▶ What to work on
Reproduce every entry in the listing without alteration.

--------------------------------------------------

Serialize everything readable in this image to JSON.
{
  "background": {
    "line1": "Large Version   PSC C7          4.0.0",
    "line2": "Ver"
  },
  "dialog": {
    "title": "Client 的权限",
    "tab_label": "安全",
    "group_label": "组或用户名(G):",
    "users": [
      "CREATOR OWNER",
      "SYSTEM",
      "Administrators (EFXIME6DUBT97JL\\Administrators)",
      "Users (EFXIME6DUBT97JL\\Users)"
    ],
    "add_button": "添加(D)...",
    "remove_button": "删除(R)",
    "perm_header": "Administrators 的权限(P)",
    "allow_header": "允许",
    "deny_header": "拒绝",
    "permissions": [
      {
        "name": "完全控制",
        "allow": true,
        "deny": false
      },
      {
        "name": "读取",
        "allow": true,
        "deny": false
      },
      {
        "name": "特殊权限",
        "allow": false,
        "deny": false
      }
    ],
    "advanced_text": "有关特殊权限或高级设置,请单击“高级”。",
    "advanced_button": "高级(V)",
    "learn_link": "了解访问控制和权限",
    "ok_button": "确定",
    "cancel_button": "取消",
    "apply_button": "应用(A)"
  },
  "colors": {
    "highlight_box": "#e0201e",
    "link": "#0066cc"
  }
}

--------------------------------------------------

▶ Solution for this exercise
Serialize everything readable in this image to JSON.
{
  "background": {
    "line1": "Large Version   PSC C7          4.0.0",
    "line2": "Ver"
  },
  "dialog": {
    "title": "Client 的权限",
    "tab_label": "安全",
    "group_label": "组或用户名(G):",
    "users": [
      "CREATOR OWNER",
      "SYSTEM",
      "Administrators (EFXIME6DUBT97JL\\Administrators)",
      "Users (EFXIME6DUBT97JL\\Users)"
    ],
    "add_button": "添加(D)...",
    "remove_button": "删除(R)",
    "perm_header": "Administrators 的权限(P)",
    "allow_header": "允许",
    "deny_header": "拒绝",
    "permissions": [
      {
        "name": "完全控制",
        "allow": true,
        "deny": false
      },
      {
        "name": "读取",
        "allow": true,
        "deny": false
      },
      {
        "name": "特殊权限",
        "allow": false,
        "deny": false
      }
    ],
    "advanced_text": "有关特殊权限或高级设置,请单击“高级”。",
    "advanced_button": "高级(V)",
    "learn_link": "了解访问控制和权限",
    "ok_button": "确定",
    "cancel_button": "取消",
    "apply_button": "应用(A)"
  },
  "colors": {
    "highlight_box": "#e0201e",
    "link": "#0066cc"
  }
}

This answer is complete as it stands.